• **Work required**
The answer is a single number: how many lines hold the string "Desktops".

[BEGIN Records provided]

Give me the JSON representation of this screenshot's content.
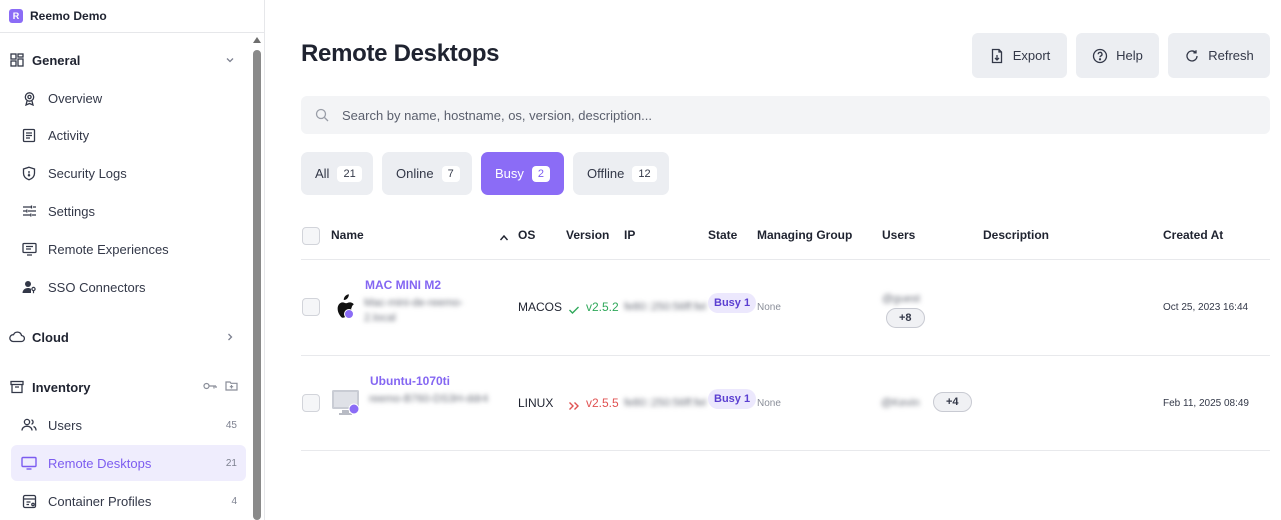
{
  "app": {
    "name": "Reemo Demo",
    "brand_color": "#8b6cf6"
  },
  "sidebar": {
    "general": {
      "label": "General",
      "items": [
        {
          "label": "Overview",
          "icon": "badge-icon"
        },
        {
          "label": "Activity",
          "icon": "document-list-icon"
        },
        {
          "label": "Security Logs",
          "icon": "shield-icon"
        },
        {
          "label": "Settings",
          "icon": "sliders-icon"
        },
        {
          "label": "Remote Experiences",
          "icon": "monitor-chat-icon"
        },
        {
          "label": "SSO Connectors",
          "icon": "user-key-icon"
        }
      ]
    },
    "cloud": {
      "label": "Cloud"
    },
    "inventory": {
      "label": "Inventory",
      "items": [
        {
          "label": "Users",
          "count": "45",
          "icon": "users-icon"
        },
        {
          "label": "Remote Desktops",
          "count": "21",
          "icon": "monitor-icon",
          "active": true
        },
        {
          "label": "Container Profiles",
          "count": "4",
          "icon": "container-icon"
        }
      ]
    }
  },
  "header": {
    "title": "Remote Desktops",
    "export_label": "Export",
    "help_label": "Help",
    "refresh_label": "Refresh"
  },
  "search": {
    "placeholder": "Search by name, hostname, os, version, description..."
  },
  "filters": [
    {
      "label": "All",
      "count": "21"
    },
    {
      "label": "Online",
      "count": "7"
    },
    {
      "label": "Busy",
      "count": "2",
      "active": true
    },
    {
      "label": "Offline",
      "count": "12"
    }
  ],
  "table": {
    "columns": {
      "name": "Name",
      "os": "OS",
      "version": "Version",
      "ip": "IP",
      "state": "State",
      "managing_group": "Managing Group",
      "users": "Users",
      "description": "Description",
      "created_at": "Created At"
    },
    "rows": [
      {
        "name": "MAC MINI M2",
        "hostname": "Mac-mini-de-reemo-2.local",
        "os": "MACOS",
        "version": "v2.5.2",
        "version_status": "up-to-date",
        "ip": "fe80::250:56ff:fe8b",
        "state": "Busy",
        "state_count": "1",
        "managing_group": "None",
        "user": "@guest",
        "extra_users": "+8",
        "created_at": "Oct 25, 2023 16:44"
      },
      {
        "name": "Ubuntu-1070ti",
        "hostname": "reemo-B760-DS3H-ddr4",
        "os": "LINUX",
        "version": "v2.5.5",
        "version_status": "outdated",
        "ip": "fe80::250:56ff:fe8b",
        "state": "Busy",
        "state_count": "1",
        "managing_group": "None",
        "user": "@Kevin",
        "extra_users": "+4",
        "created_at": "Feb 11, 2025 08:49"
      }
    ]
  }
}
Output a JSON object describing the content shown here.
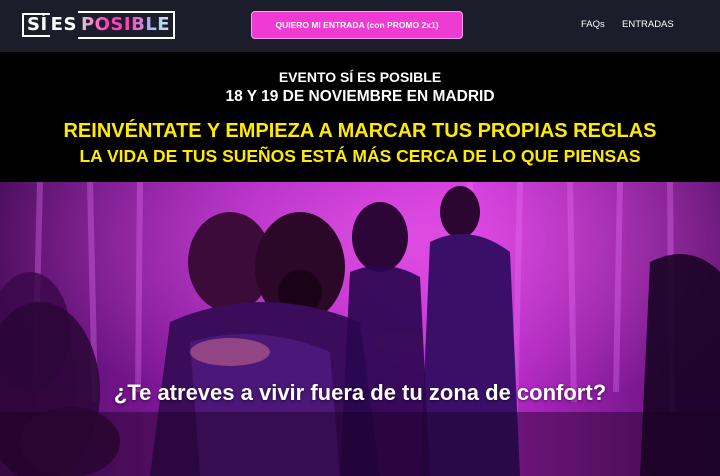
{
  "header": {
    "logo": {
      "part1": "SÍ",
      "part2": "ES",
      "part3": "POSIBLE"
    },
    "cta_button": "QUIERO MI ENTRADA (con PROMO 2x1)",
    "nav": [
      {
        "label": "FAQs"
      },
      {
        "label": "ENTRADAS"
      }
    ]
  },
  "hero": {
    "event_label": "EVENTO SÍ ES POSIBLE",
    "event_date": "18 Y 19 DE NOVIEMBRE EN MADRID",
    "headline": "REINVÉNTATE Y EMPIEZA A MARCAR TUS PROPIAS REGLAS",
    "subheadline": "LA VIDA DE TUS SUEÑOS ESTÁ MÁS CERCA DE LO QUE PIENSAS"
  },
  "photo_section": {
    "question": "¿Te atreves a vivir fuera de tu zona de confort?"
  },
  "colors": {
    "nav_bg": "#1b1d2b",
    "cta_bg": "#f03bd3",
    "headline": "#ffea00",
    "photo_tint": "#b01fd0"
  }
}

[END Records provided]

• **Response below**
2